GIVEN EXERCISE: Show every line in the entries below where the word "title" appears.

━━━

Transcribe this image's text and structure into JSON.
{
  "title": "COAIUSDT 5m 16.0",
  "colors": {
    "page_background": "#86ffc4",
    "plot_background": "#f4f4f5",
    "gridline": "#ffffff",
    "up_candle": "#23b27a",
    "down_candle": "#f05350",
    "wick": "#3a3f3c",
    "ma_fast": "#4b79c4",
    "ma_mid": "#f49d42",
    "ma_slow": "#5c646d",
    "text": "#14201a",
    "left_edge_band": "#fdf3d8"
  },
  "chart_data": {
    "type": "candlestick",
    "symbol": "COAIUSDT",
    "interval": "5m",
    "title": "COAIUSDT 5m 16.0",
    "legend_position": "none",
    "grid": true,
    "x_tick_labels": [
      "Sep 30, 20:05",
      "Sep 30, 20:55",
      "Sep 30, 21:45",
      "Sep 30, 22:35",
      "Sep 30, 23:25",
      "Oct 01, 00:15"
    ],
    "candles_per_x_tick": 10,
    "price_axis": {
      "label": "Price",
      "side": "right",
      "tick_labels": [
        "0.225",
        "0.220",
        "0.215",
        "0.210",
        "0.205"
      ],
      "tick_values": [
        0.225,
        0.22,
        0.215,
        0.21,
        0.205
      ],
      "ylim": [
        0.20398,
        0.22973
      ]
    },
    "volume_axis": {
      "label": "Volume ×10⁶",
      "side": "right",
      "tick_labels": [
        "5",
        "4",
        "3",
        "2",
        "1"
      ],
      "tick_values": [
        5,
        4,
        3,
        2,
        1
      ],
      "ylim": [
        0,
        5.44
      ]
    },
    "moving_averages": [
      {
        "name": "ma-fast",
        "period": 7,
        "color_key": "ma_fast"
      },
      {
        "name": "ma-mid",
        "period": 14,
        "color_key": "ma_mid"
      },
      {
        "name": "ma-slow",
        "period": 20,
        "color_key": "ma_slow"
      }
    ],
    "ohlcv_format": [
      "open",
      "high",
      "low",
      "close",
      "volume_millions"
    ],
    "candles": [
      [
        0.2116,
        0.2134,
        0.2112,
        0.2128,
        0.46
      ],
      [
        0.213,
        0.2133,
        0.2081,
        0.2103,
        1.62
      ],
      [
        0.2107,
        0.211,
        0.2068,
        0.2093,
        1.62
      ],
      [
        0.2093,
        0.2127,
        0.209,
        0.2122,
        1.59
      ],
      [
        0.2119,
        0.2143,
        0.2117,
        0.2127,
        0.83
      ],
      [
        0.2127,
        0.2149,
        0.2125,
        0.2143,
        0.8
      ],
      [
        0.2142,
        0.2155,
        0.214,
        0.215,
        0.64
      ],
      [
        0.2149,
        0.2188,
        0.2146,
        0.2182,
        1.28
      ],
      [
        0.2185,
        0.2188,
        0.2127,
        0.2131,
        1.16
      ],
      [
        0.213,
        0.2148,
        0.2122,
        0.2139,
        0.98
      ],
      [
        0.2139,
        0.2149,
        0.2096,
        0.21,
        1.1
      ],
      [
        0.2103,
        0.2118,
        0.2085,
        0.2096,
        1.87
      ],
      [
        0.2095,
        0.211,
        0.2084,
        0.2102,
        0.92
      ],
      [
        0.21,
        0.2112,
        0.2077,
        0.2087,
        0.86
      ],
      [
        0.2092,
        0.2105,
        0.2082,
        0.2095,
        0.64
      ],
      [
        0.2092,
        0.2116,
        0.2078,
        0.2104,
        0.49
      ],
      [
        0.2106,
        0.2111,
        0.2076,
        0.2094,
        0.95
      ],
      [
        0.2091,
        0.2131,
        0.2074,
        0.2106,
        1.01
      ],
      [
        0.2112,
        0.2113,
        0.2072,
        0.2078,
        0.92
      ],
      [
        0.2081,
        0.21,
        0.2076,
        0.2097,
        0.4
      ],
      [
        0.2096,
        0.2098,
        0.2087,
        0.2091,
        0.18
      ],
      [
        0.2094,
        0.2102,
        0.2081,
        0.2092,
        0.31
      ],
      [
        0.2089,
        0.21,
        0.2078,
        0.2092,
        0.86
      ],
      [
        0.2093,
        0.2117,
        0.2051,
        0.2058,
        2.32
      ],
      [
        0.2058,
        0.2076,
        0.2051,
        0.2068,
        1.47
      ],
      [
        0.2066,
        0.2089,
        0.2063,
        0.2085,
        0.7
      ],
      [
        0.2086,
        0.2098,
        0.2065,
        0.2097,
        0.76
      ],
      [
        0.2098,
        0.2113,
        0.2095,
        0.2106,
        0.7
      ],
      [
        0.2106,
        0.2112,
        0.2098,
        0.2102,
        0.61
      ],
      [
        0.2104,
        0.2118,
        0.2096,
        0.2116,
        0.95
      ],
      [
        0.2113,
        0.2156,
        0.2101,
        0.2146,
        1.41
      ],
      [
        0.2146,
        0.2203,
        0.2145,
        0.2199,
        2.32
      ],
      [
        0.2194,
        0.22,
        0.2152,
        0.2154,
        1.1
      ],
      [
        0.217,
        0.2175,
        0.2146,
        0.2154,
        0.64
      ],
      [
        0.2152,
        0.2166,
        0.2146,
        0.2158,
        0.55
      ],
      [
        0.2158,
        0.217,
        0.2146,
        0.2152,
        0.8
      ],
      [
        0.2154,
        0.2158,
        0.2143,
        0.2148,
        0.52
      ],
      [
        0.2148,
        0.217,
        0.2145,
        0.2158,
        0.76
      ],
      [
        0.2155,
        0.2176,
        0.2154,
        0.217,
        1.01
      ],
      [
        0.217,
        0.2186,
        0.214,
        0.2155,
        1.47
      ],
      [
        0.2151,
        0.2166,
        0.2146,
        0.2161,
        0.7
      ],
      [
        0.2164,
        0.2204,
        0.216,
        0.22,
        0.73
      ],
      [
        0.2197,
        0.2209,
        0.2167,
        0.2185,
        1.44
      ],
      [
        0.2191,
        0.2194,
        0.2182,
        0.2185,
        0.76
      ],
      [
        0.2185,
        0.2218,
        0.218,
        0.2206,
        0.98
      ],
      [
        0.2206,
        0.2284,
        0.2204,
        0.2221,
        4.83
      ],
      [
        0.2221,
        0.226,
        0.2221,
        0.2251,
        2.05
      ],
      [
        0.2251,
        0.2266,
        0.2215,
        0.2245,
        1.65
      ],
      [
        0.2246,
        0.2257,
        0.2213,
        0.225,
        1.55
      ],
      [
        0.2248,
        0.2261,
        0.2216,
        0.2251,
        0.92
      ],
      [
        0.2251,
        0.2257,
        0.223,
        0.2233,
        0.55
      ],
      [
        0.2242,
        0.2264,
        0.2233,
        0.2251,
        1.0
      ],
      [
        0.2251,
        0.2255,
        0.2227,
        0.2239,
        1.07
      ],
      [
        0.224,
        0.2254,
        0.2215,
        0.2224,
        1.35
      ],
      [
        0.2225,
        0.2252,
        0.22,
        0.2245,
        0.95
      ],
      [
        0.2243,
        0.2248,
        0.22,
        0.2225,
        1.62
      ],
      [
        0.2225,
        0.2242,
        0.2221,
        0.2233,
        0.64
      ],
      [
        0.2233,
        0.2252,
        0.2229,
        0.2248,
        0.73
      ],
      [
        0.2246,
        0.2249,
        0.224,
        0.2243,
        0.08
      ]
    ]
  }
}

━━━

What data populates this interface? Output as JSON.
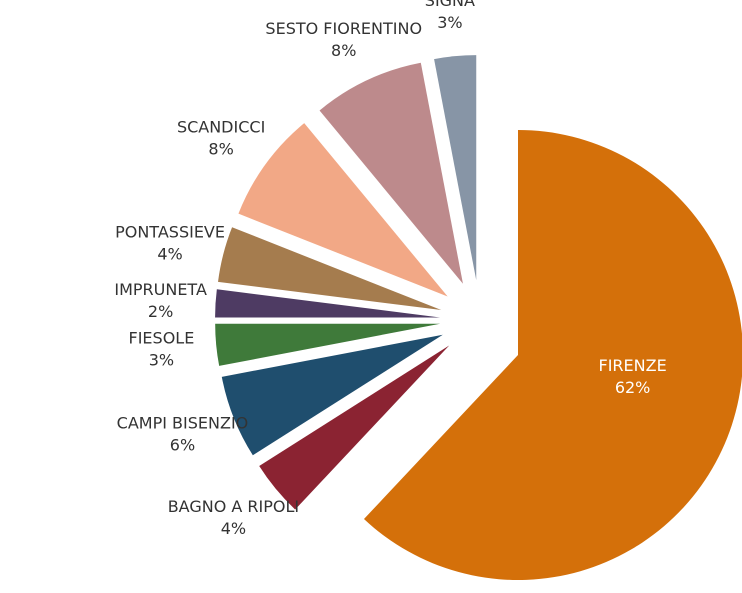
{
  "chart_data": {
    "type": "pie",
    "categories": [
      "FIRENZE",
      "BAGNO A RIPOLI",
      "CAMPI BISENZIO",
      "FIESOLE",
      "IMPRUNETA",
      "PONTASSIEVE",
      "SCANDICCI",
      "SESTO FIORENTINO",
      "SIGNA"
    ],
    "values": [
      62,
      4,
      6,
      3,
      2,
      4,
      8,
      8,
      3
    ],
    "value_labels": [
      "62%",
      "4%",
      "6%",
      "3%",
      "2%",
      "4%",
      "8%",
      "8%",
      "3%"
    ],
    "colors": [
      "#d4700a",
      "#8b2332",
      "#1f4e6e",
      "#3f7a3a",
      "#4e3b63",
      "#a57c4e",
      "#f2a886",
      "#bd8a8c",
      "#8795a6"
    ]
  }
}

━━━

RESPONSE BELOW:
  "title": "COAIUSDT 5m 16.0",
    "title": "COAIUSDT 5m 16.0",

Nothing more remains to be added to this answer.